------ Passage to read ------
Tue | Nov 30, 2021

EDITORIAL - Apply private-sector reporting standards to govt firms

Published:Friday | June 13, 2014 | 12:00 AM

The focus has been on the part of Sandrea Falconer's statement about the Cabinet's instruction to government companies and public bodies that they spend less on the production of their annual accounts.

So, we expect the gloss to be out, as well as the expensively choreographed photographs of board members and CEO. Which is good, especially in these times of economic austerity, when the central government has slashed spending and asked public-sector employees to take a freeze on their wages.

For, as Ms Falconer, the de facto information minister, said, what is required is not "the gloss and full photo shoot", but the information contained in the documents.

"The Cabinet emphasised the need for transparency and good governance as well as the efficient use of resources in the production of annual reports," she said. On this, the Government has our full support, except that we would add timeliness as another important criterion of the process.

Indeed, as our correspondent, AC Count, has been pointing out over several weeks, delays in the publication of the annual accounts of state-owned companies and agencies are a major obstacle to the analysis of their performance. And, we might add, to judging the quality of their management and overall governance. Indeed, late, incomplete and absent financial reports are an easy way to hide poor performance and, perhaps, fiduciary irresponsibility - to the cost of taxpayers.
------ Material shown ------
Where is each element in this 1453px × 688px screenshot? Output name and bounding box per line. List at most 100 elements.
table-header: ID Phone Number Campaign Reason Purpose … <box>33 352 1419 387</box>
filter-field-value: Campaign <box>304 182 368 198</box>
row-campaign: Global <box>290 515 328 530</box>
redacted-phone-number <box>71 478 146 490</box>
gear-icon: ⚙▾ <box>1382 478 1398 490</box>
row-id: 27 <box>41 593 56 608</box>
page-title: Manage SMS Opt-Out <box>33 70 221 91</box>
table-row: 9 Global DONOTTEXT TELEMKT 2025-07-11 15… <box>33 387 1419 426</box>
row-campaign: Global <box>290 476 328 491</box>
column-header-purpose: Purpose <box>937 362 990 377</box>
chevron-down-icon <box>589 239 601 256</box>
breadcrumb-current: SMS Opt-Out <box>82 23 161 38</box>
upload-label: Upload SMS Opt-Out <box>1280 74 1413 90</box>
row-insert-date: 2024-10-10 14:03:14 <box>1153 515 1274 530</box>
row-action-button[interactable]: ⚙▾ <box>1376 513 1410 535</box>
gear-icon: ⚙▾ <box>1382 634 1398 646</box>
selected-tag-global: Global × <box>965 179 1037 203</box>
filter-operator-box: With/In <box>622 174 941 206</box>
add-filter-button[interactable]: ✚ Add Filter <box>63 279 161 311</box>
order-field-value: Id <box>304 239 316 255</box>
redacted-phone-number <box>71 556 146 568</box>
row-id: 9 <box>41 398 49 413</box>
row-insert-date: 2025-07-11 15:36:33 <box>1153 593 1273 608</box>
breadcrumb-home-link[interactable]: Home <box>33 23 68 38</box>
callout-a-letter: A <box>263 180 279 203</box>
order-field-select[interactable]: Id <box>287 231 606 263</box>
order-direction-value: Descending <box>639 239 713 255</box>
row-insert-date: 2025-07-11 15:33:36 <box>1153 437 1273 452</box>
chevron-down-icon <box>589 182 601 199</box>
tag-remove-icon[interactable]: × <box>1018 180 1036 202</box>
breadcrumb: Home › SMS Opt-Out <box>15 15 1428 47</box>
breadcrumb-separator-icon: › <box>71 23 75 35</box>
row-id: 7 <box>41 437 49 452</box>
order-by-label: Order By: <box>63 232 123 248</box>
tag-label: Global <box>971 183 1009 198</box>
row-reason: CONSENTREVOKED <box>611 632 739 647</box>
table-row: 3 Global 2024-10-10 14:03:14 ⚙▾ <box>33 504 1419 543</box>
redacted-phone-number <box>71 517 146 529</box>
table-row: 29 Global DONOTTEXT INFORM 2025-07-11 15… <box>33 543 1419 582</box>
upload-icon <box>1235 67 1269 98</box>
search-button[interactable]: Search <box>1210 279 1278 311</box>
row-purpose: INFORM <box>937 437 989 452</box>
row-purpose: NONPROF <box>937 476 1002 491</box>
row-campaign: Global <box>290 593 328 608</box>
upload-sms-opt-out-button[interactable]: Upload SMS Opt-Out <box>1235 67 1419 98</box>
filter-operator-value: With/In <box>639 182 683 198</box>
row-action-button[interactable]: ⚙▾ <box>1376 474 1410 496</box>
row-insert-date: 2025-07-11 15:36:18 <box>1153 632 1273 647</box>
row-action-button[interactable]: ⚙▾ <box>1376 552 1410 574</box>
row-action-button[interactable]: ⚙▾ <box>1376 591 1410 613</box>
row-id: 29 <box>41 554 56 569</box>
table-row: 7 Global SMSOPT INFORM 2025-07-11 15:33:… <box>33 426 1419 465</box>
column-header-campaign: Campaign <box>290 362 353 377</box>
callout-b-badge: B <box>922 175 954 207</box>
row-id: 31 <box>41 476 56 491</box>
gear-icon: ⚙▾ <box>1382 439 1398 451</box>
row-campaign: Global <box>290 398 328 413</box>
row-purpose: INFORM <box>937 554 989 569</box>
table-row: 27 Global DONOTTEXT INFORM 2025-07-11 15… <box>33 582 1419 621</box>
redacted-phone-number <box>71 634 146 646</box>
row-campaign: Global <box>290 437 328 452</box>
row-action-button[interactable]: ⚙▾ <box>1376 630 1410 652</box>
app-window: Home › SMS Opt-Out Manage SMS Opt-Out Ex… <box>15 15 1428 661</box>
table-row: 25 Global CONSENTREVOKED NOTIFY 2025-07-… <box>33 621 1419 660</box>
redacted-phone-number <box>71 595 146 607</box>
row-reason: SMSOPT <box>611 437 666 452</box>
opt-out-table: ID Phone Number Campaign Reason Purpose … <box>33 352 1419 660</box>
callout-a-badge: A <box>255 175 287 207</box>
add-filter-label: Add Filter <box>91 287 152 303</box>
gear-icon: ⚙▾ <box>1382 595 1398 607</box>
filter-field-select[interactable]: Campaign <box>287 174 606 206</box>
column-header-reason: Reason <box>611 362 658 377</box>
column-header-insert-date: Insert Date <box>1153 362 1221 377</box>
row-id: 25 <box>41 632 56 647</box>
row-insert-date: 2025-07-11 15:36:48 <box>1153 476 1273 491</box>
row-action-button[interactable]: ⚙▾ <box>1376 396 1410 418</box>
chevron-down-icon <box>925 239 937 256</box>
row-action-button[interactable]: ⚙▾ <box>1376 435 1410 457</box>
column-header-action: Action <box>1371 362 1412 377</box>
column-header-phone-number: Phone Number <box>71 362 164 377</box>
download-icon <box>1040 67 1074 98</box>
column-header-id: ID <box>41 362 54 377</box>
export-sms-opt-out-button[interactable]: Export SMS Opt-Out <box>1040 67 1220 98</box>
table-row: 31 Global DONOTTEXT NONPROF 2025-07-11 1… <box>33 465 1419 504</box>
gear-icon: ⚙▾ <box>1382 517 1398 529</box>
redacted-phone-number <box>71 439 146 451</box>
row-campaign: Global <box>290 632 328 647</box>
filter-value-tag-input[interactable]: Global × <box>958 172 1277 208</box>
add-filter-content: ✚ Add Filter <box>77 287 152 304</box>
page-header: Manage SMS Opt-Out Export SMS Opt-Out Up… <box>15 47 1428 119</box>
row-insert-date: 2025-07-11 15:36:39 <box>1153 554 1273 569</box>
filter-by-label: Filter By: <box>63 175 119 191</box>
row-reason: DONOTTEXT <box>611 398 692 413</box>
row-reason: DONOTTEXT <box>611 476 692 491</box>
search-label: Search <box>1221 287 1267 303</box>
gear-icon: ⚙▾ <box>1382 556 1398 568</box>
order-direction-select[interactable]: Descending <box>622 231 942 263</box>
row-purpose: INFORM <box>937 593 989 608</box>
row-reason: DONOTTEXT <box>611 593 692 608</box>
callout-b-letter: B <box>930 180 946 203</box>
------
### Objective
Copy the stretch of the editorial on government reporting standards from "For, as Ms Falconer, the" through "in the documents.".

### Correct response
For, as Ms Falconer, the de facto information minister, said, what is required is not "the gloss and full photo shoot", but the information contained in the documents.